-- Entries supplied start --

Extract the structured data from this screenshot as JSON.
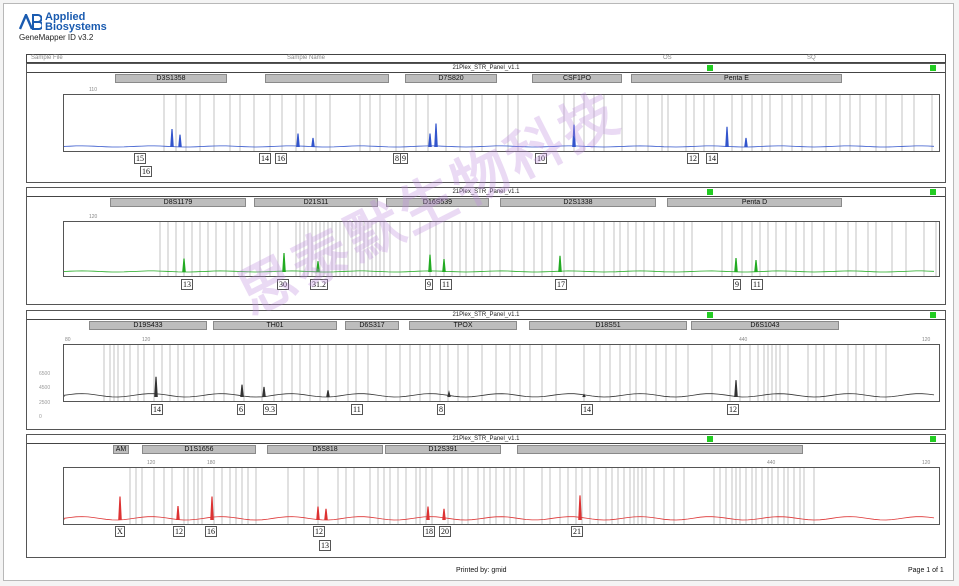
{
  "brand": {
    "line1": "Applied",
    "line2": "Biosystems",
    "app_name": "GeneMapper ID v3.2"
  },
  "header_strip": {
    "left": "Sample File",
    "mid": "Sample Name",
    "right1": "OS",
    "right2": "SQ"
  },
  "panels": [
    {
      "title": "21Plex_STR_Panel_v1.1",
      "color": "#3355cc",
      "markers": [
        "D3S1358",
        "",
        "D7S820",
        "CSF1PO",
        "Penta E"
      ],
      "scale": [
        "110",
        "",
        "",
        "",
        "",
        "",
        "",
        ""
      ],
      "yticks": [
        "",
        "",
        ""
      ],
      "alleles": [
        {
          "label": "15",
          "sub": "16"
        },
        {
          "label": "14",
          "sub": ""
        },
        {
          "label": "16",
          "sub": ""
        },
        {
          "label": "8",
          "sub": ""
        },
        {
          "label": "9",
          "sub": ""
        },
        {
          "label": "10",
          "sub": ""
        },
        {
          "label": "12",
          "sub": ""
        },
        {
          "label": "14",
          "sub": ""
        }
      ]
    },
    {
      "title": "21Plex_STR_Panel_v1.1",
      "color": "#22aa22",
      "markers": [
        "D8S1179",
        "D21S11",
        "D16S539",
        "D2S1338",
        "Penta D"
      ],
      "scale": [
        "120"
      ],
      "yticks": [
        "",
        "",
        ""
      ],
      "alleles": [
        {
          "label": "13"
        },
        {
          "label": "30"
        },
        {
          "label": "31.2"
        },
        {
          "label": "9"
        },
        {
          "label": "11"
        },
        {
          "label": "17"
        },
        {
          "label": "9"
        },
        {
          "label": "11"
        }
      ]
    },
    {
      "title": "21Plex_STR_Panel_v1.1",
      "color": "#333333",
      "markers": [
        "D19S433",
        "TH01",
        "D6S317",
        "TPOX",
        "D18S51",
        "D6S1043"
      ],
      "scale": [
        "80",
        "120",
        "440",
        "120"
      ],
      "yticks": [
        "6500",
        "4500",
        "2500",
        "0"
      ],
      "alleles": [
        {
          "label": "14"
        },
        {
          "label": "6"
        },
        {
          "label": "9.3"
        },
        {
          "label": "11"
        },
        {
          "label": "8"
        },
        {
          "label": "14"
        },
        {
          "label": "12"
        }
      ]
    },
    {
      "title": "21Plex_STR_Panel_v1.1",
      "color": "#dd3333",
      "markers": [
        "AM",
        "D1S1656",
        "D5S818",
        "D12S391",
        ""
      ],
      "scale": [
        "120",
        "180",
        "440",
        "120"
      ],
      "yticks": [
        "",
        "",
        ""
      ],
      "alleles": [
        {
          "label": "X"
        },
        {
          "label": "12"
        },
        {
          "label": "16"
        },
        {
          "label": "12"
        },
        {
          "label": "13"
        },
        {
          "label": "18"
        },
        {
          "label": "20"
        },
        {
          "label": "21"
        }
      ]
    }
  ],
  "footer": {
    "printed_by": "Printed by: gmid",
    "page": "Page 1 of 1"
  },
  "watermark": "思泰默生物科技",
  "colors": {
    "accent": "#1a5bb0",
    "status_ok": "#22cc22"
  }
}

-- Entries supplied end --
-- Entries supplied start --

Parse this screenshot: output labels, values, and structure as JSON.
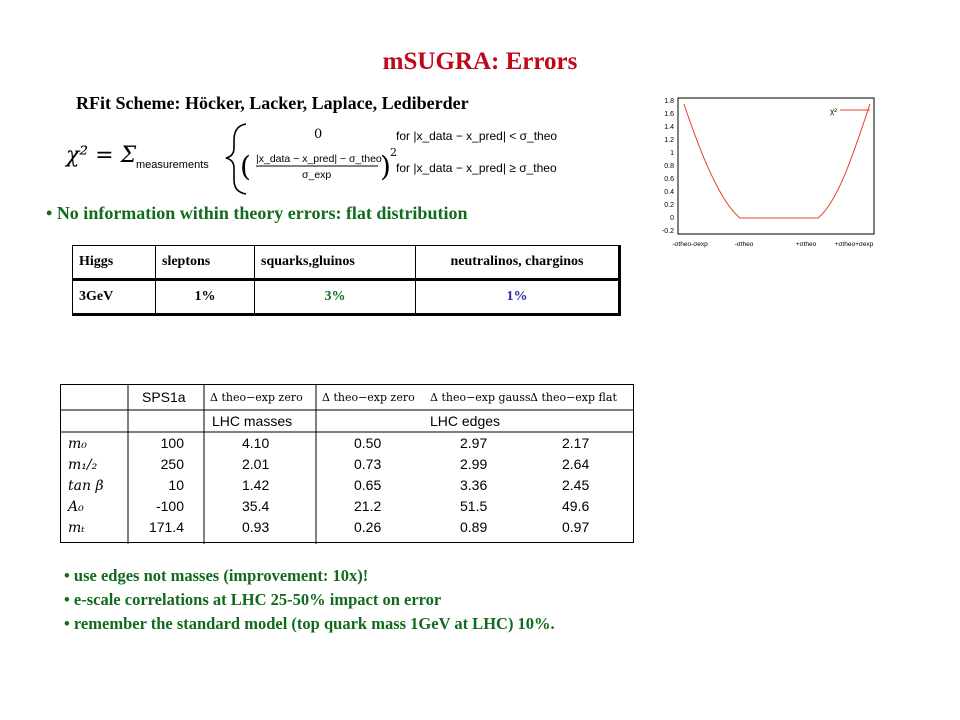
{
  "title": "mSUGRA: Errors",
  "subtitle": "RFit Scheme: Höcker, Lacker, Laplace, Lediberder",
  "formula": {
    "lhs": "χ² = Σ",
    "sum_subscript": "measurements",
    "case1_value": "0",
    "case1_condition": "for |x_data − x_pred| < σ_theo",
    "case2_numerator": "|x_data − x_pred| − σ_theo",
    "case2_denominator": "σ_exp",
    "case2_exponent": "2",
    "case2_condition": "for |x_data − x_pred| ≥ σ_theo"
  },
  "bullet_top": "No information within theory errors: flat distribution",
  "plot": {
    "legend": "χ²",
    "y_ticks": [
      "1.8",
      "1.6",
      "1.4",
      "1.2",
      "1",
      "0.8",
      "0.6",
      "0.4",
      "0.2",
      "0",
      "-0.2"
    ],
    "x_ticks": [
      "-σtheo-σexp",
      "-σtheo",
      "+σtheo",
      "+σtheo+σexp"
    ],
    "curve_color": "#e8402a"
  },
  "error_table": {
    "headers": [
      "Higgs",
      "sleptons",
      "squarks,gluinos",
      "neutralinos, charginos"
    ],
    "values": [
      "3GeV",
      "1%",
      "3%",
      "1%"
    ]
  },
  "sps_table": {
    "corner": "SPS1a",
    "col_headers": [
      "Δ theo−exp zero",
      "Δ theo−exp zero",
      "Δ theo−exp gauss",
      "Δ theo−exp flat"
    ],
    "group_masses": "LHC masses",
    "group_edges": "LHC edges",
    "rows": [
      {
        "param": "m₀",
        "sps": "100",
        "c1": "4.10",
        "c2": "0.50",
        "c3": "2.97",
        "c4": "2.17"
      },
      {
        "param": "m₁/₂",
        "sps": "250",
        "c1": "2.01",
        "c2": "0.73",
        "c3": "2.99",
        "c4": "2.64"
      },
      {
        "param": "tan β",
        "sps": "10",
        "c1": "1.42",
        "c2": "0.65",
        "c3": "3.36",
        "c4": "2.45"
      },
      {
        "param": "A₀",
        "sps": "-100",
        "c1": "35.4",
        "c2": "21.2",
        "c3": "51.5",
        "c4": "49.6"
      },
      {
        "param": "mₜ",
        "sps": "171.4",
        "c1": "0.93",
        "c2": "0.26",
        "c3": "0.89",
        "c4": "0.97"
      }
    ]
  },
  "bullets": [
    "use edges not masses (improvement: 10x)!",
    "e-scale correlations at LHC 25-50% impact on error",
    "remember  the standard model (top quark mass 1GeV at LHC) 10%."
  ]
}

-- Entries supplied end --

Exercise directions -
Which lines above hold the word "masses"? Copy each of them.

Solution -
    "group_masses": "LHC masses",
    "use edges not masses (improvement: 10x)!",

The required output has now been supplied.